■ GIVEN DATA ■

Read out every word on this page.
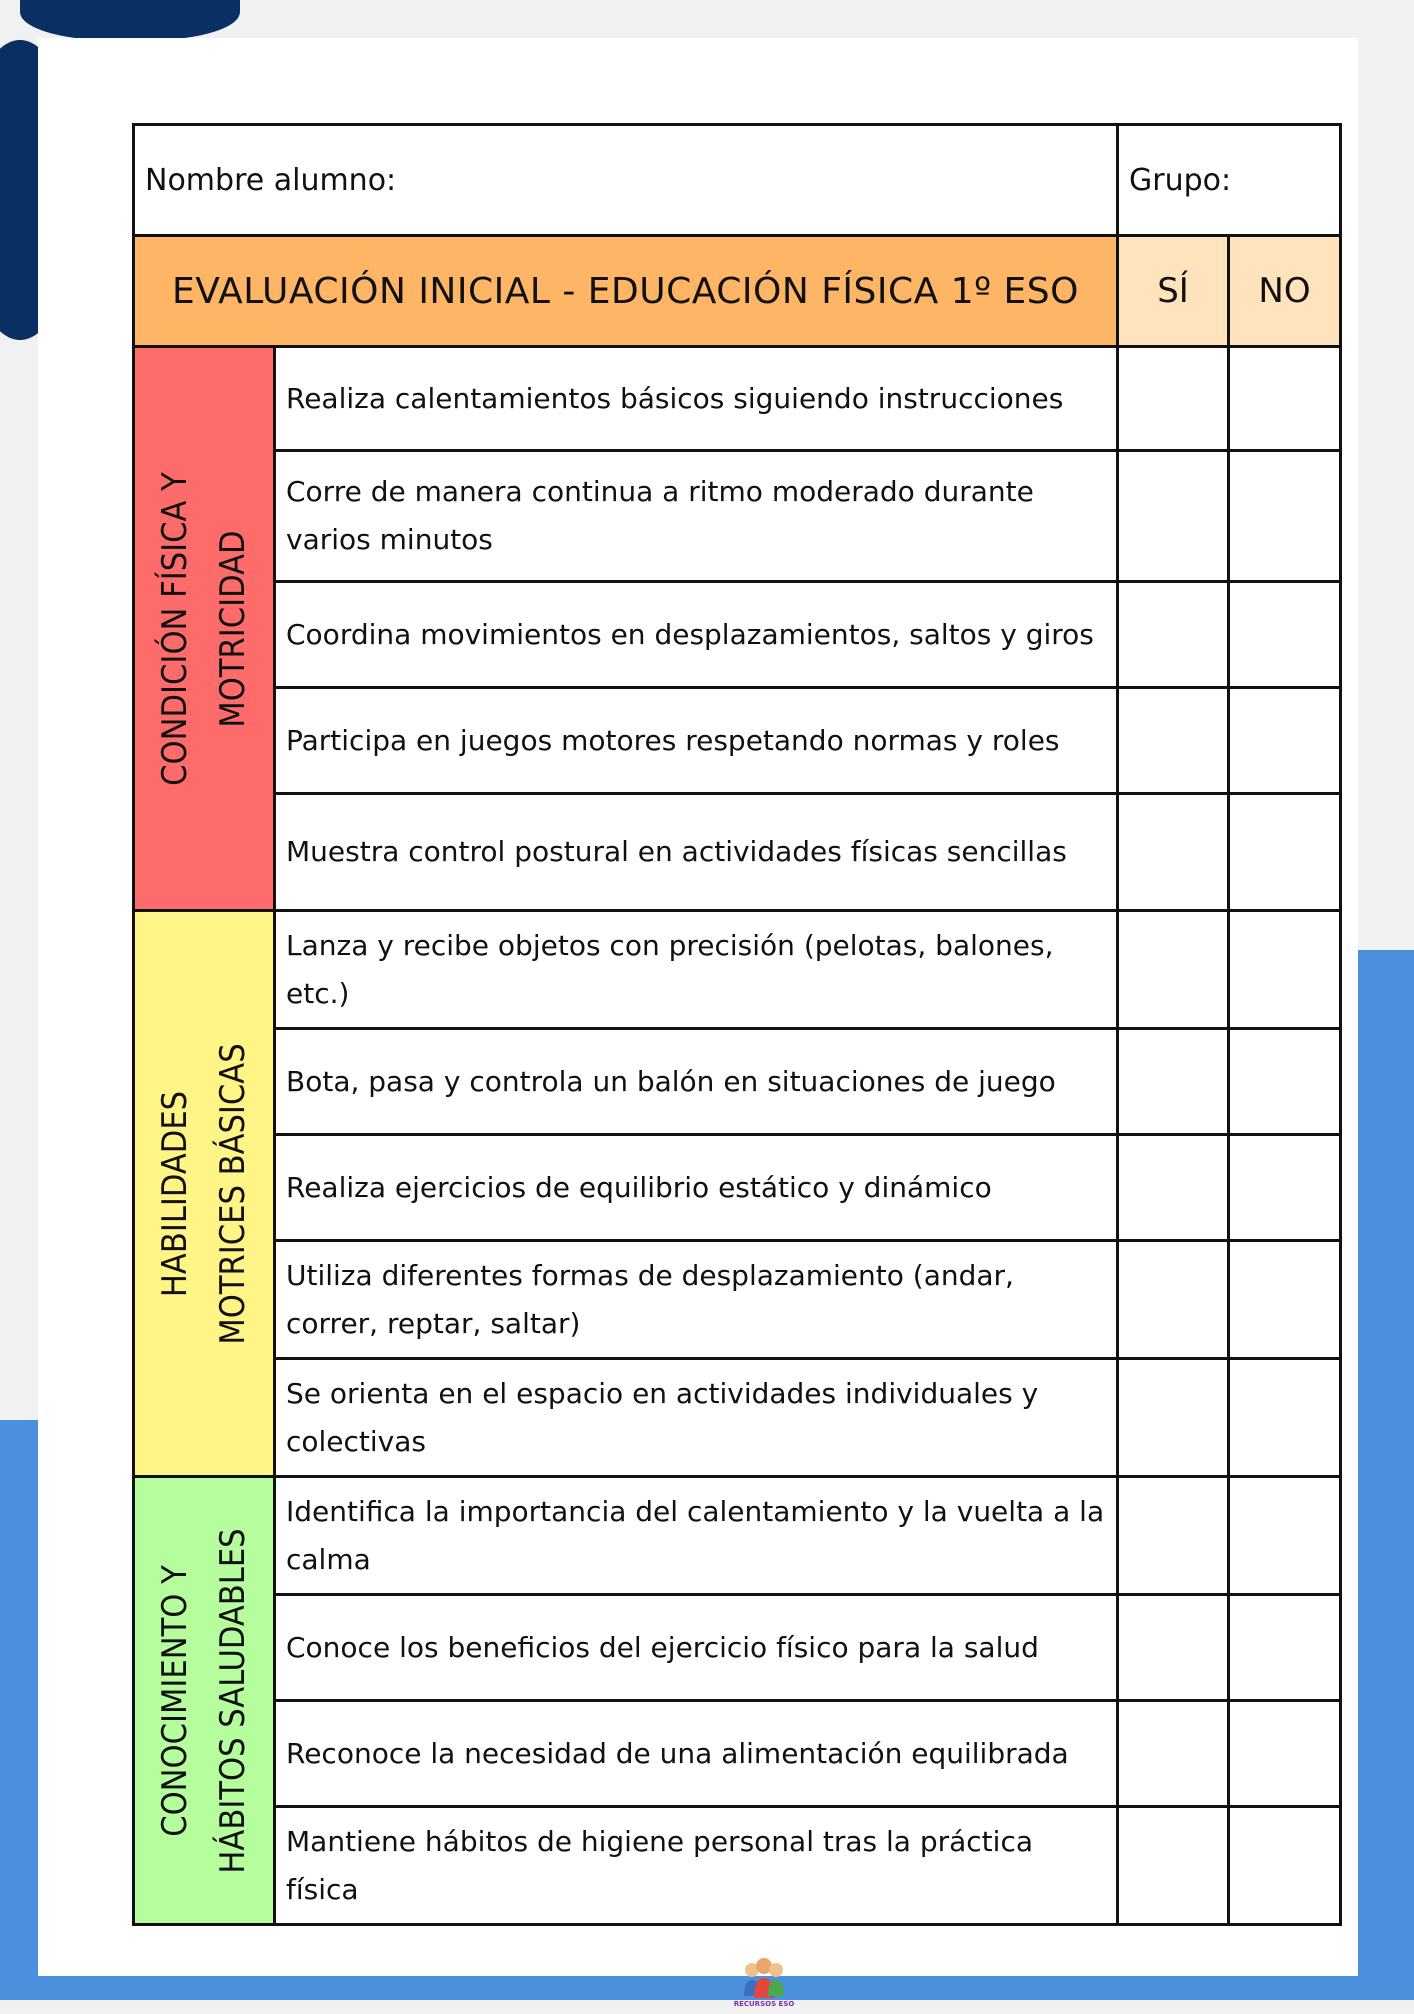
Nombre alumno:		Grupo:	
EVALUACIÓN INICIAL - EDUCACIÓN FÍSICA 1º ESO		SÍ	NO

CONDICIÓN FÍSICA Y MOTRICIDAD	Realiza calentamientos básicos siguiendo instrucciones		
	Corre de manera continua a ritmo moderado durante varios minutos		
	Coordina movimientos en desplazamientos, saltos y giros		
	Participa en juegos motores respetando normas y roles		
	Muestra control postural en actividades físicas sencillas		

HABILIDADES MOTRICES BÁSICAS	Lanza y recibe objetos con precisión (pelotas, balones, etc.)		
	Bota, pasa y controla un balón en situaciones de juego		
	Realiza ejercicios de equilibrio estático y dinámico		
	Utiliza diferentes formas de desplazamiento (andar, correr, reptar, saltar)		
	Se orienta en el espacio en actividades individuales y colectivas		

CONOCIMIENTO Y HÁBITOS SALUDABLES	Identifica la importancia del calentamiento y la vuelta a la calma		
	Conoce los beneficios del ejercicio físico para la salud		
	Reconoce la necesidad de una alimentación equilibrada		
	Mantiene hábitos de higiene personal tras la práctica física		
RECURSOS ESO
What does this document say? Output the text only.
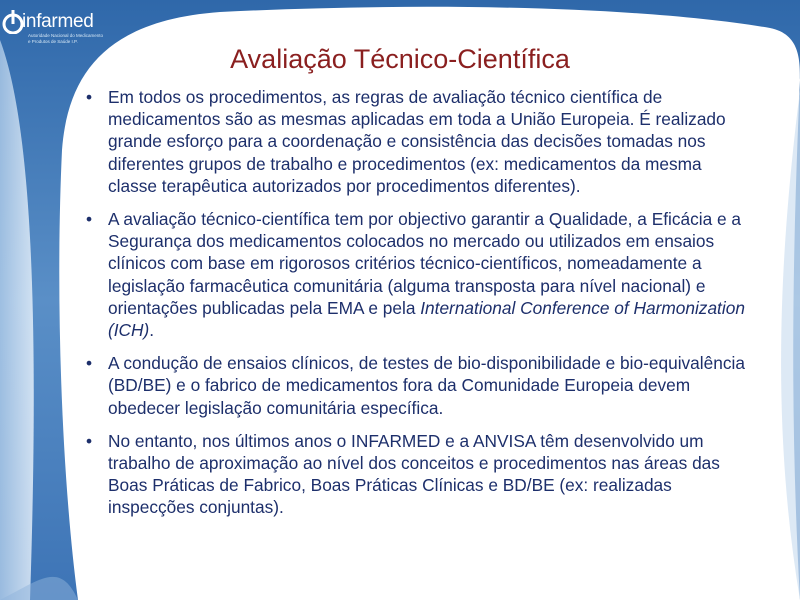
infarmed
Autoridade Nacional do Medicamento
e Produtos de Saúde I.P.
Avaliação Técnico-Científica
• Em todos os procedimentos, as regras de avaliação técnico científica de medicamentos são as mesmas aplicadas em toda a União Europeia. É realizado grande esforço para a coordenação e consistência das decisões tomadas nos diferentes grupos de trabalho e procedimentos (ex: medicamentos da mesma classe terapêutica autorizados por procedimentos diferentes).
• A avaliação técnico-científica tem por objectivo garantir a Qualidade, a Eficácia e a Segurança dos medicamentos colocados no mercado ou utilizados em ensaios clínicos com base em rigorosos critérios técnico-científicos, nomeadamente a legislação farmacêutica comunitária (alguma transposta para nível nacional) e orientações publicadas pela EMA e pela International Conference of Harmonization (ICH).
• A condução de ensaios clínicos, de testes de bio-disponibilidade e bio-equivalência (BD/BE) e o fabrico de medicamentos fora da Comunidade Europeia devem obedecer legislação comunitária específica.
• No entanto, nos últimos anos o INFARMED e a ANVISA têm desenvolvido um trabalho de aproximação ao nível dos conceitos e procedimentos nas áreas das Boas Práticas de Fabrico, Boas Práticas Clínicas e BD/BE (ex: realizadas inspecções conjuntas).
MINISTÉRIO DA SAÚDE
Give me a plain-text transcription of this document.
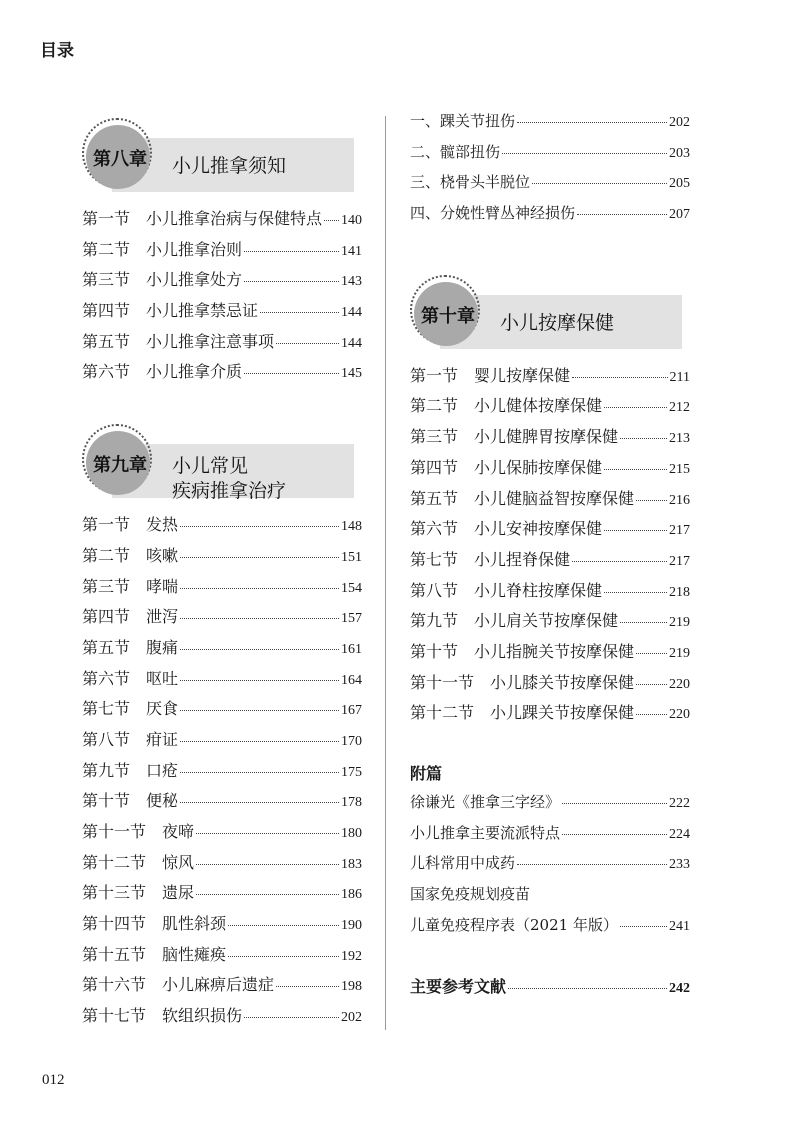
目录
第八章	小儿推拿须知
第一节 小儿推拿治病与保健特点 140
第二节 小儿推拿治则	141
第三节 小儿推拿处方	143
第四节 小儿推拿禁忌证	144
第五节 小儿推拿注意事项	144
第六节 小儿推拿介质	145
第九章	小儿常见
疾病推拿治疗
第一节 发热	148
第二节 咳嗽	151
第三节 哮喘	154
第四节 泄泻	157
第五节 腹痛	161
第六节 呕吐	164
第七节 厌食	167
第八节 疳证	170
第九节 口疮	175
第十节 便秘	178
第十一节 夜啼	180
第十二节 惊风	183
第十三节 遗尿	186
第十四节 肌性斜颈	190
第十五节 脑性瘫痪	192
第十六节 小儿麻痹后遗症	198
第十七节 软组织损伤	202
一、踝关节扭伤	202
二、髋部扭伤	203
三、桡骨头半脱位	205
四、分娩性臂丛神经损伤	207
第十章	小儿按摩保健
第一节 婴儿按摩保健	211
第二节 小儿健体按摩保健	212
第三节 小儿健脾胃按摩保健	213
第四节 小儿保肺按摩保健	215
第五节 小儿健脑益智按摩保健 216
第六节 小儿安神按摩保健	217
第七节 小儿捏脊保健	217
第八节 小儿脊柱按摩保健	218
第九节 小儿肩关节按摩保健	219
第十节 小儿指腕关节按摩保健 219
第十一节 小儿膝关节按摩保健 220
第十二节 小儿踝关节按摩保健 220
附篇
徐谦光《推拿三字经》	222
小儿推拿主要流派特点	224
儿科常用中成药	233
国家免疫规划疫苗
儿童免疫程序表（2021 年版）	241
主要参考文献	242
012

■ WHAT THE EXERCISE ASKS ■
Copy each line of the data above that holds "medicamentos".

■ WRITTEN RESPONSE ■
• Em todos os procedimentos, as regras de avaliação técnico científica de medicamentos são as mesmas aplicadas em toda a União Europeia. É realizado grande esforço para a coordenação e consistência das decisões tomadas nos diferentes grupos de trabalho e procedimentos (ex: medicamentos da mesma classe terapêutica autorizados por procedimentos diferentes).
• A avaliação técnico-científica tem por objectivo garantir a Qualidade, a Eficácia e a Segurança dos medicamentos colocados no mercado ou utilizados em ensaios clínicos com base em rigorosos critérios técnico-científicos, nomeadamente a legislação farmacêutica comunitária (alguma transposta para nível nacional) e orientações publicadas pela EMA e pela International Conference of Harmonization (ICH).
• A condução de ensaios clínicos, de testes de bio-disponibilidade e bio-equivalência (BD/BE) e o fabrico de medicamentos fora da Comunidade Europeia devem obedecer legislação comunitária específica.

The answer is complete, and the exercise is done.